__Instructions for the task__:
Every entry needs to be printed exactly, please.

__Provided data__:
%%
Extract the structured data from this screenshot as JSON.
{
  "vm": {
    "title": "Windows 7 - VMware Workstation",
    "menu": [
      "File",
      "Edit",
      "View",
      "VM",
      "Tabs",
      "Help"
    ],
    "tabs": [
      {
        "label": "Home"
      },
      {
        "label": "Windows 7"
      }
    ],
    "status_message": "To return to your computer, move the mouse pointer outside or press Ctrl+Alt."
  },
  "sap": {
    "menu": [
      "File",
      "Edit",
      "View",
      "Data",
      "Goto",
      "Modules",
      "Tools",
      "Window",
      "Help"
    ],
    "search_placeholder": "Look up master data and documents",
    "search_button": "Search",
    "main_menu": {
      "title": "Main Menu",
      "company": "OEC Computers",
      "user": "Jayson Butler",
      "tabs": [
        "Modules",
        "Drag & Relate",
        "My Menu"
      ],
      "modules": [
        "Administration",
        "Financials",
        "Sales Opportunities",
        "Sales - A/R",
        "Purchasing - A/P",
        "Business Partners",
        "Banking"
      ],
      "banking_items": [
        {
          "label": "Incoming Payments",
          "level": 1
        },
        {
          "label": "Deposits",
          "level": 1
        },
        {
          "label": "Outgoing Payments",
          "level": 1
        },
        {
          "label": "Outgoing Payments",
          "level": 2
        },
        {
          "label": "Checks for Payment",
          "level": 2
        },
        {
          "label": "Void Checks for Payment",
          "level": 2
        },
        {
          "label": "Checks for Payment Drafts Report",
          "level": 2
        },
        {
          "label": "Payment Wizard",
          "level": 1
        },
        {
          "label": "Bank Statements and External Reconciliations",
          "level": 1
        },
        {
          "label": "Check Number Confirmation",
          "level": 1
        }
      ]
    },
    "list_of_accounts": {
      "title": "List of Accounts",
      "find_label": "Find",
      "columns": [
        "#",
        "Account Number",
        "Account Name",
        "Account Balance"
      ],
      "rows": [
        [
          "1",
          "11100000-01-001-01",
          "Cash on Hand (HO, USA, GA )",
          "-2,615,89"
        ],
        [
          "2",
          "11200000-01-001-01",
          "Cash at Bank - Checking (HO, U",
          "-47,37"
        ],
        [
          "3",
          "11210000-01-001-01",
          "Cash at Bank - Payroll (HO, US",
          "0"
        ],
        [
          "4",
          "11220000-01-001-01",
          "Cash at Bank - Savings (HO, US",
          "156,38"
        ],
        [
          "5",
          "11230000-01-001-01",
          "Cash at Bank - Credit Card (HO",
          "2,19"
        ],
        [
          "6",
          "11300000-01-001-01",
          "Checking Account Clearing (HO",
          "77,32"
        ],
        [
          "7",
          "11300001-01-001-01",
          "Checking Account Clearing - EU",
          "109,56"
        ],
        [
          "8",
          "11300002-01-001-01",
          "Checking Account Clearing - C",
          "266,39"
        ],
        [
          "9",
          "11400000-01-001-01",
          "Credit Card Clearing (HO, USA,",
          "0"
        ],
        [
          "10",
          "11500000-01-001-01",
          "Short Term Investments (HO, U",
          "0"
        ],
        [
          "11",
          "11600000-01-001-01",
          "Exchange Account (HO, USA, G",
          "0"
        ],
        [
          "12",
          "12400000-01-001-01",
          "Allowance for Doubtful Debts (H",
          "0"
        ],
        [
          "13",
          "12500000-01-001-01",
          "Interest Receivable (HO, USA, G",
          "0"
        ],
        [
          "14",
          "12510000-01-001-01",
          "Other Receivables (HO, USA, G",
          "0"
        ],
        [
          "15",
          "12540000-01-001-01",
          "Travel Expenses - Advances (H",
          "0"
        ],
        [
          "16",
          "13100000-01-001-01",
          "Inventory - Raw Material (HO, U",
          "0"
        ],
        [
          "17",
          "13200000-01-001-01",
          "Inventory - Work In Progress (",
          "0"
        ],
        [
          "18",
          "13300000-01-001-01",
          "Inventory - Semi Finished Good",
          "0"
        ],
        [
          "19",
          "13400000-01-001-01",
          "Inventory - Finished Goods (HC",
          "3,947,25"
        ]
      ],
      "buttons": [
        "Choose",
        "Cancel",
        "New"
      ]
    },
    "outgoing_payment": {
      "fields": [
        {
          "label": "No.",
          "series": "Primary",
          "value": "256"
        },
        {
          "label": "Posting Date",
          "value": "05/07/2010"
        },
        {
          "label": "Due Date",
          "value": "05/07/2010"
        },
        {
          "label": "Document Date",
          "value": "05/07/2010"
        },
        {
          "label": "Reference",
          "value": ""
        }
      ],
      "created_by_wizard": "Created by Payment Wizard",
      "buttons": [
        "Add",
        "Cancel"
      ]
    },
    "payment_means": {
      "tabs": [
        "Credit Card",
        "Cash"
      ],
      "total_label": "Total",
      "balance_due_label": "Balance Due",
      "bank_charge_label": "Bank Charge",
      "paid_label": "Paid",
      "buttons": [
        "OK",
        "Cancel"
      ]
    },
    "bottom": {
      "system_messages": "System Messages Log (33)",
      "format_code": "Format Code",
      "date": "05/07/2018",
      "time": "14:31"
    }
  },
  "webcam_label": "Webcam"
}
%%
__Result of this exercise__:
Extract the structured data from this screenshot as JSON.
{
  "vm": {
    "title": "Windows 7 - VMware Workstation",
    "menu": [
      "File",
      "Edit",
      "View",
      "VM",
      "Tabs",
      "Help"
    ],
    "tabs": [
      {
        "label": "Home"
      },
      {
        "label": "Windows 7"
      }
    ],
    "status_message": "To return to your computer, move the mouse pointer outside or press Ctrl+Alt."
  },
  "sap": {
    "menu": [
      "File",
      "Edit",
      "View",
      "Data",
      "Goto",
      "Modules",
      "Tools",
      "Window",
      "Help"
    ],
    "search_placeholder": "Look up master data and documents",
    "search_button": "Search",
    "main_menu": {
      "title": "Main Menu",
      "company": "OEC Computers",
      "user": "Jayson Butler",
      "tabs": [
        "Modules",
        "Drag & Relate",
        "My Menu"
      ],
      "modules": [
        "Administration",
        "Financials",
        "Sales Opportunities",
        "Sales - A/R",
        "Purchasing - A/P",
        "Business Partners",
        "Banking"
      ],
      "banking_items": [
        {
          "label": "Incoming Payments",
          "level": 1
        },
        {
          "label": "Deposits",
          "level": 1
        },
        {
          "label": "Outgoing Payments",
          "level": 1
        },
        {
          "label": "Outgoing Payments",
          "level": 2
        },
        {
          "label": "Checks for Payment",
          "level": 2
        },
        {
          "label": "Void Checks for Payment",
          "level": 2
        },
        {
          "label": "Checks for Payment Drafts Report",
          "level": 2
        },
        {
          "label": "Payment Wizard",
          "level": 1
        },
        {
          "label": "Bank Statements and External Reconciliations",
          "level": 1
        },
        {
          "label": "Check Number Confirmation",
          "level": 1
        }
      ]
    },
    "list_of_accounts": {
      "title": "List of Accounts",
      "find_label": "Find",
      "columns": [
        "#",
        "Account Number",
        "Account Name",
        "Account Balance"
      ],
      "rows": [
        [
          "1",
          "11100000-01-001-01",
          "Cash on Hand (HO, USA, GA )",
          "-2,615,89"
        ],
        [
          "2",
          "11200000-01-001-01",
          "Cash at Bank - Checking (HO, U",
          "-47,37"
        ],
        [
          "3",
          "11210000-01-001-01",
          "Cash at Bank - Payroll (HO, US",
          "0"
        ],
        [
          "4",
          "11220000-01-001-01",
          "Cash at Bank - Savings (HO, US",
          "156,38"
        ],
        [
          "5",
          "11230000-01-001-01",
          "Cash at Bank - Credit Card (HO",
          "2,19"
        ],
        [
          "6",
          "11300000-01-001-01",
          "Checking Account Clearing (HO",
          "77,32"
        ],
        [
          "7",
          "11300001-01-001-01",
          "Checking Account Clearing - EU",
          "109,56"
        ],
        [
          "8",
          "11300002-01-001-01",
          "Checking Account Clearing - C",
          "266,39"
        ],
        [
          "9",
          "11400000-01-001-01",
          "Credit Card Clearing (HO, USA,",
          "0"
        ],
        [
          "10",
          "11500000-01-001-01",
          "Short Term Investments (HO, U",
          "0"
        ],
        [
          "11",
          "11600000-01-001-01",
          "Exchange Account (HO, USA, G",
          "0"
        ],
        [
          "12",
          "12400000-01-001-01",
          "Allowance for Doubtful Debts (H",
          "0"
        ],
        [
          "13",
          "12500000-01-001-01",
          "Interest Receivable (HO, USA, G",
          "0"
        ],
        [
          "14",
          "12510000-01-001-01",
          "Other Receivables (HO, USA, G",
          "0"
        ],
        [
          "15",
          "12540000-01-001-01",
          "Travel Expenses - Advances (H",
          "0"
        ],
        [
          "16",
          "13100000-01-001-01",
          "Inventory - Raw Material (HO, U",
          "0"
        ],
        [
          "17",
          "13200000-01-001-01",
          "Inventory - Work In Progress (",
          "0"
        ],
        [
          "18",
          "13300000-01-001-01",
          "Inventory - Semi Finished Good",
          "0"
        ],
        [
          "19",
          "13400000-01-001-01",
          "Inventory - Finished Goods (HC",
          "3,947,25"
        ]
      ],
      "buttons": [
        "Choose",
        "Cancel",
        "New"
      ]
    },
    "outgoing_payment": {
      "fields": [
        {
          "label": "No.",
          "series": "Primary",
          "value": "256"
        },
        {
          "label": "Posting Date",
          "value": "05/07/2010"
        },
        {
          "label": "Due Date",
          "value": "05/07/2010"
        },
        {
          "label": "Document Date",
          "value": "05/07/2010"
        },
        {
          "label": "Reference",
          "value": ""
        }
      ],
      "created_by_wizard": "Created by Payment Wizard",
      "buttons": [
        "Add",
        "Cancel"
      ]
    },
    "payment_means": {
      "tabs": [
        "Credit Card",
        "Cash"
      ],
      "total_label": "Total",
      "balance_due_label": "Balance Due",
      "bank_charge_label": "Bank Charge",
      "paid_label": "Paid",
      "buttons": [
        "OK",
        "Cancel"
      ]
    },
    "bottom": {
      "system_messages": "System Messages Log (33)",
      "format_code": "Format Code",
      "date": "05/07/2018",
      "time": "14:31"
    }
  },
  "webcam_label": "Webcam"
}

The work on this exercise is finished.